+++ Entries supplied +++
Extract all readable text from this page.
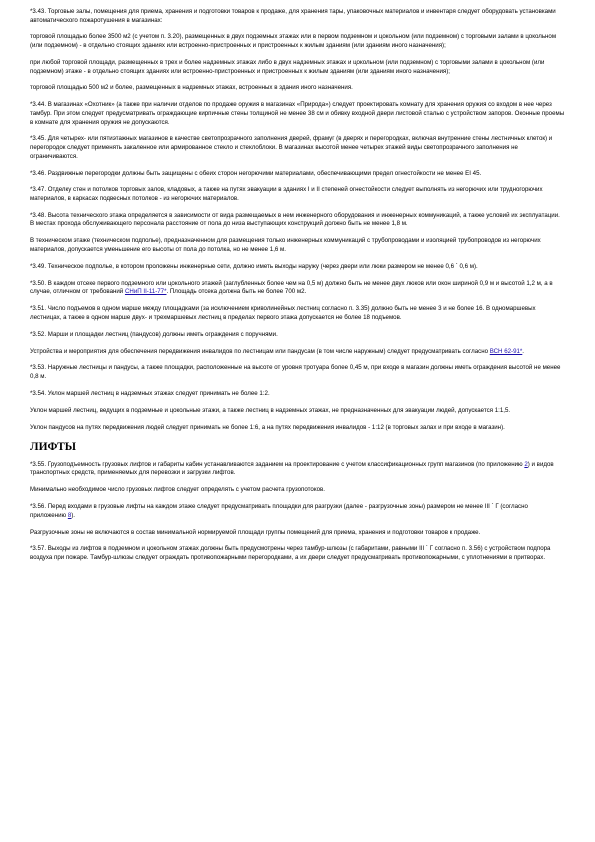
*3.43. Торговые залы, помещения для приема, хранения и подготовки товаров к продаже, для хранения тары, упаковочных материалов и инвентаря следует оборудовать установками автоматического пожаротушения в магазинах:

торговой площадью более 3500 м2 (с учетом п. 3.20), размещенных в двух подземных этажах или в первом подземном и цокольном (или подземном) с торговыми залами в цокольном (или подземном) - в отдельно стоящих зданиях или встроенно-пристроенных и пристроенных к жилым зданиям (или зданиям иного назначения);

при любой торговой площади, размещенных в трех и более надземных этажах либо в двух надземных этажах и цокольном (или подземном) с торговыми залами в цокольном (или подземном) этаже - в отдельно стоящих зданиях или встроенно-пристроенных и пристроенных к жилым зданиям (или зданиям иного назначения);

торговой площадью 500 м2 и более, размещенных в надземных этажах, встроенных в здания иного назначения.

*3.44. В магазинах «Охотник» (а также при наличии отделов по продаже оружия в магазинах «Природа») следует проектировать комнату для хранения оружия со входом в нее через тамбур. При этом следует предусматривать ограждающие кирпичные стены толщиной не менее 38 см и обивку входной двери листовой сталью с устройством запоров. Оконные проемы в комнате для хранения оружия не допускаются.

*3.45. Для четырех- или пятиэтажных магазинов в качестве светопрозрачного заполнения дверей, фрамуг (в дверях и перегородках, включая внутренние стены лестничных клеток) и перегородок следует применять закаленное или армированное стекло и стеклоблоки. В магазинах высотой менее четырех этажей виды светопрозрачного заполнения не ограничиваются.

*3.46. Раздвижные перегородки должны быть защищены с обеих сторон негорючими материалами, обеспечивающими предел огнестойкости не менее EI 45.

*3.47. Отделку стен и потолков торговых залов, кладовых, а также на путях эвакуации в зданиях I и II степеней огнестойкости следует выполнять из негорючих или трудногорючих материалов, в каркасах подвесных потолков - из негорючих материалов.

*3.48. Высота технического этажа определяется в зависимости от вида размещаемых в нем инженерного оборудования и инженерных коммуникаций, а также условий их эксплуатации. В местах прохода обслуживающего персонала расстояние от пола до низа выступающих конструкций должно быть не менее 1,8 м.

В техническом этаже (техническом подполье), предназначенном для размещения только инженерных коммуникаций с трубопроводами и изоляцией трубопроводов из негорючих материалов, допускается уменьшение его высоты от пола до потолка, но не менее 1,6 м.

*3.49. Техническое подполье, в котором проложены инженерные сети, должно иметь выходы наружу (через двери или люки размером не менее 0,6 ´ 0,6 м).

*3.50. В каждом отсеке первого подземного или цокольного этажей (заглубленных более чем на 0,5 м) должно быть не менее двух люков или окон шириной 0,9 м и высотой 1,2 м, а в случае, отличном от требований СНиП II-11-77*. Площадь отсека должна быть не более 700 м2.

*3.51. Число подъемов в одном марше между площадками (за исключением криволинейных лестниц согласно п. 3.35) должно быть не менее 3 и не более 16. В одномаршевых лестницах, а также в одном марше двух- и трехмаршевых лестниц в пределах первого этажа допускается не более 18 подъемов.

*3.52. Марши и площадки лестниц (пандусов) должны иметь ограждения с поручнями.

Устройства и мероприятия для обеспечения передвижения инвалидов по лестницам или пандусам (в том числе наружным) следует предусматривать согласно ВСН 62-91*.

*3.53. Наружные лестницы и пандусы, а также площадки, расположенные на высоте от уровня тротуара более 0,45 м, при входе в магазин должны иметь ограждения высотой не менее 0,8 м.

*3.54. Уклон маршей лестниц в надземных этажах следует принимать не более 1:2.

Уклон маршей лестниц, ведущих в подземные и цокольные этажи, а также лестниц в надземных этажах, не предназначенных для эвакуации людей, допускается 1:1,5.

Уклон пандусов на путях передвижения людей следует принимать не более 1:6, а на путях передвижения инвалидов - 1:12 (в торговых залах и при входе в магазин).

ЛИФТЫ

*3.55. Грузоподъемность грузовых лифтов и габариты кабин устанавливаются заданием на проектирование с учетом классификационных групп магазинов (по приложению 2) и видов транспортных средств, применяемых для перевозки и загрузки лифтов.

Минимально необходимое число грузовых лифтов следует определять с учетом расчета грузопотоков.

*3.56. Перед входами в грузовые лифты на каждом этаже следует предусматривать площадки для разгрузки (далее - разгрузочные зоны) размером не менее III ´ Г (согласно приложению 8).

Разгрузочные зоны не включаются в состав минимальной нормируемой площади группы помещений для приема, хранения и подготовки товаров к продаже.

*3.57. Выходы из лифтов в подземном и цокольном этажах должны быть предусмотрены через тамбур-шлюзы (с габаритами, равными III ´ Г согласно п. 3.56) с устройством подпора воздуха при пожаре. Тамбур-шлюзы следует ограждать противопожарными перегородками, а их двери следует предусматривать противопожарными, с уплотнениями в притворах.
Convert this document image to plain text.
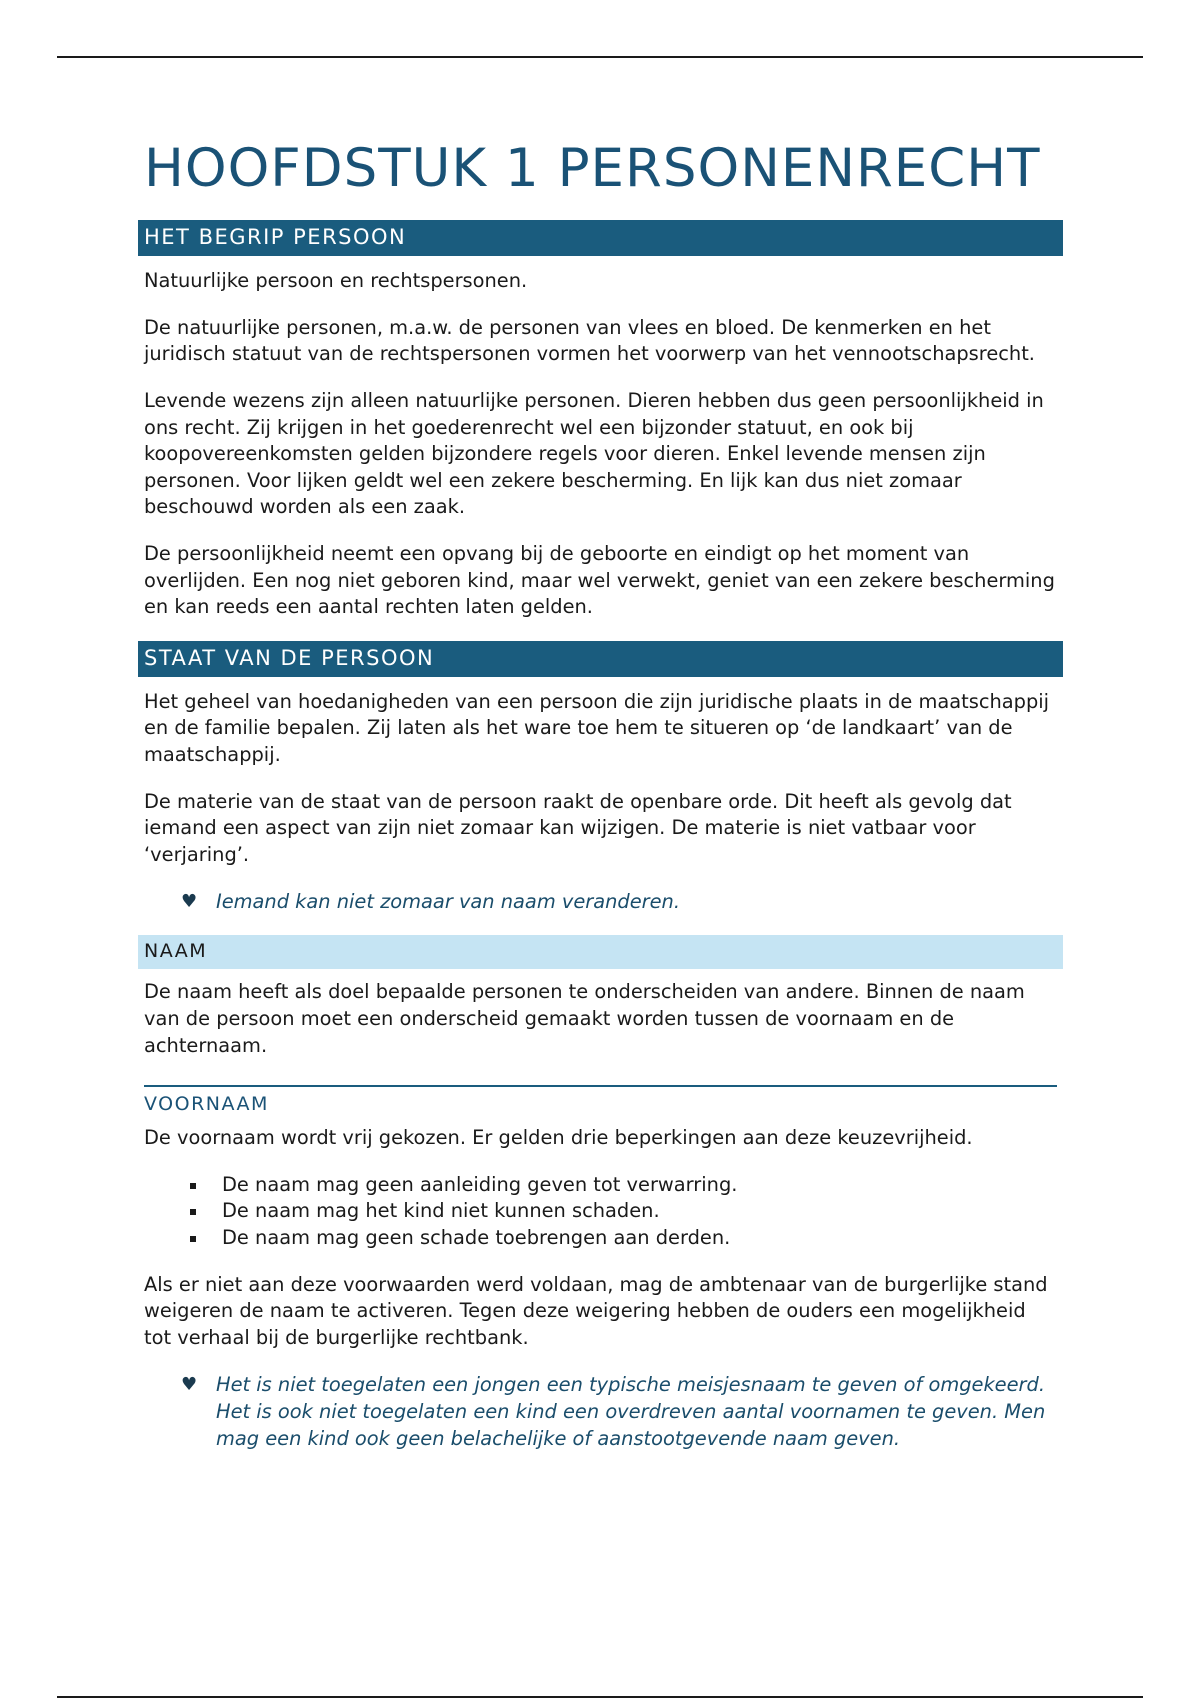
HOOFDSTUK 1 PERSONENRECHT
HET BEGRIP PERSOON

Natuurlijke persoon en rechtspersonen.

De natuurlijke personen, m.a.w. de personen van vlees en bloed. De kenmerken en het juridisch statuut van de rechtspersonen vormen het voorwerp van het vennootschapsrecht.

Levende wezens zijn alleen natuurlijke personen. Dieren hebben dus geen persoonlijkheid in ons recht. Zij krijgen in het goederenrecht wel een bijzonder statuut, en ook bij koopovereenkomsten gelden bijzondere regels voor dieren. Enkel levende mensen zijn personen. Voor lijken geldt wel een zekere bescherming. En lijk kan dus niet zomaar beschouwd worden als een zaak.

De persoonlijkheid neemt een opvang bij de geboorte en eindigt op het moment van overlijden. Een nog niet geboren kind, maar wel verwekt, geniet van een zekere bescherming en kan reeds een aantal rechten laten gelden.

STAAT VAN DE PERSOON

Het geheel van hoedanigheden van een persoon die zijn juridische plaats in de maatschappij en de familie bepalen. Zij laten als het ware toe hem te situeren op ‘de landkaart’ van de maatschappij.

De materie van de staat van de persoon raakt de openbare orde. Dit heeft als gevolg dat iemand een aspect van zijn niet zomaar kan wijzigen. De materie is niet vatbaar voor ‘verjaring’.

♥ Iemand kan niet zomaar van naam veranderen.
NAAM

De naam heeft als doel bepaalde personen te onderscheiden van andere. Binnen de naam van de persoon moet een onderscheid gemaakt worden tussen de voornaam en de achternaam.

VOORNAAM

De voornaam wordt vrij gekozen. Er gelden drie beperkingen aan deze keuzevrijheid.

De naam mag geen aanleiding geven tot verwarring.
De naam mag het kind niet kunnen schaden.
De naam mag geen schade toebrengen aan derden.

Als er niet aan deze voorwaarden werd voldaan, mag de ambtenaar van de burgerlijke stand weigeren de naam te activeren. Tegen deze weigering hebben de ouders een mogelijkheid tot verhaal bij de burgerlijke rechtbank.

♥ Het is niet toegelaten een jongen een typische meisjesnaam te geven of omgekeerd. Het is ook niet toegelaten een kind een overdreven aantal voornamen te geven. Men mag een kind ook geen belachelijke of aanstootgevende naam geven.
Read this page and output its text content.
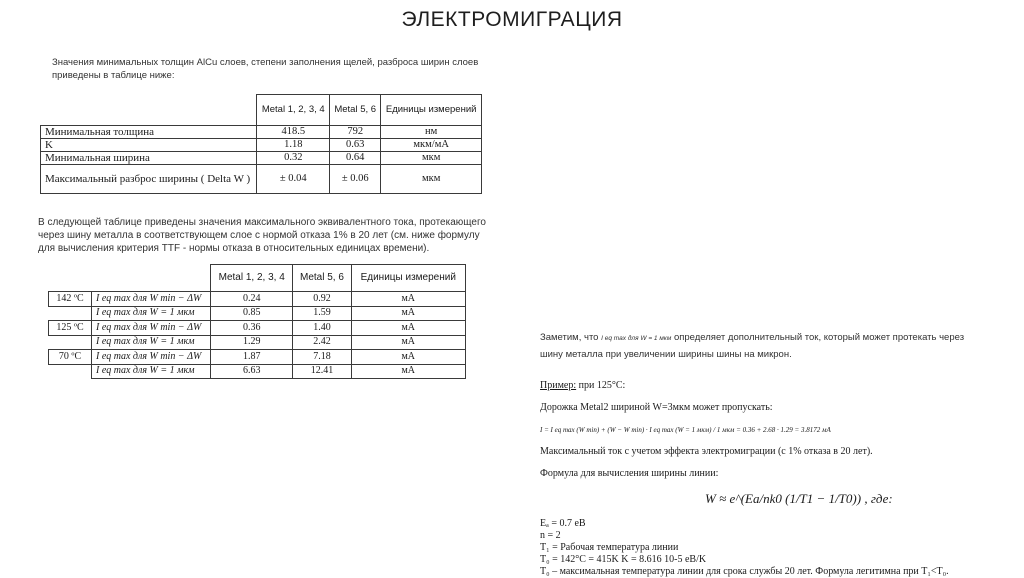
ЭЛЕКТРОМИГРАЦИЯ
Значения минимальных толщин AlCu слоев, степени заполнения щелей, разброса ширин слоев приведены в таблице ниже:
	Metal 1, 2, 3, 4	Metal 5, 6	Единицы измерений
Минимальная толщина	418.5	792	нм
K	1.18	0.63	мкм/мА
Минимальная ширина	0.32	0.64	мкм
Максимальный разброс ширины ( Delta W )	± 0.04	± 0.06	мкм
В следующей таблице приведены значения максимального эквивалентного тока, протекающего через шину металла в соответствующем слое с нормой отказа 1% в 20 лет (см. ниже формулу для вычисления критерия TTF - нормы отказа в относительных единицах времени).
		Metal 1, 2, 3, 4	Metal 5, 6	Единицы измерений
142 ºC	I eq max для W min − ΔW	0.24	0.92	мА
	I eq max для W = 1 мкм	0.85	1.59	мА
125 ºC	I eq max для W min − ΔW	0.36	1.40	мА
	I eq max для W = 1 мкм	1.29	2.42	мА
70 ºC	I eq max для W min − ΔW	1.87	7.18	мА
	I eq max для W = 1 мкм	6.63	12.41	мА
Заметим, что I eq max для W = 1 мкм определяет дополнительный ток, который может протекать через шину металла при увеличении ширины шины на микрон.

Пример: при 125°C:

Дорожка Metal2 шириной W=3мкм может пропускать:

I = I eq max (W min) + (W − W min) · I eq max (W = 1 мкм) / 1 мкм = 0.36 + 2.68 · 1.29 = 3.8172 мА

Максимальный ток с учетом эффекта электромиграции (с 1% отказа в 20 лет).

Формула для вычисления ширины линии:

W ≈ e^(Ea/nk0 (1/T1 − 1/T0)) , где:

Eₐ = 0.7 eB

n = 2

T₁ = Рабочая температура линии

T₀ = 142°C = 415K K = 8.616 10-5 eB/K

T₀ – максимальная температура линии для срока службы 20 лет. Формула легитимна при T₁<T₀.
+++
◆ **Work to complete**
Gather each line of the listing containing the word "эвакуации" and show it.

◆ **Exercise output**
*3.47. Отделку стен и потолков торговых залов, кладовых, а также на путях эвакуации в зданиях I и II степеней огнестойкости следует выполнять из негорючих или трудногорючих материалов, в каркасах подвесных потолков - из негорючих материалов.
Уклон маршей лестниц, ведущих в подземные и цокольные этажи, а также лестниц в надземных этажах, не предназначенных для эвакуации людей, допускается 1:1,5.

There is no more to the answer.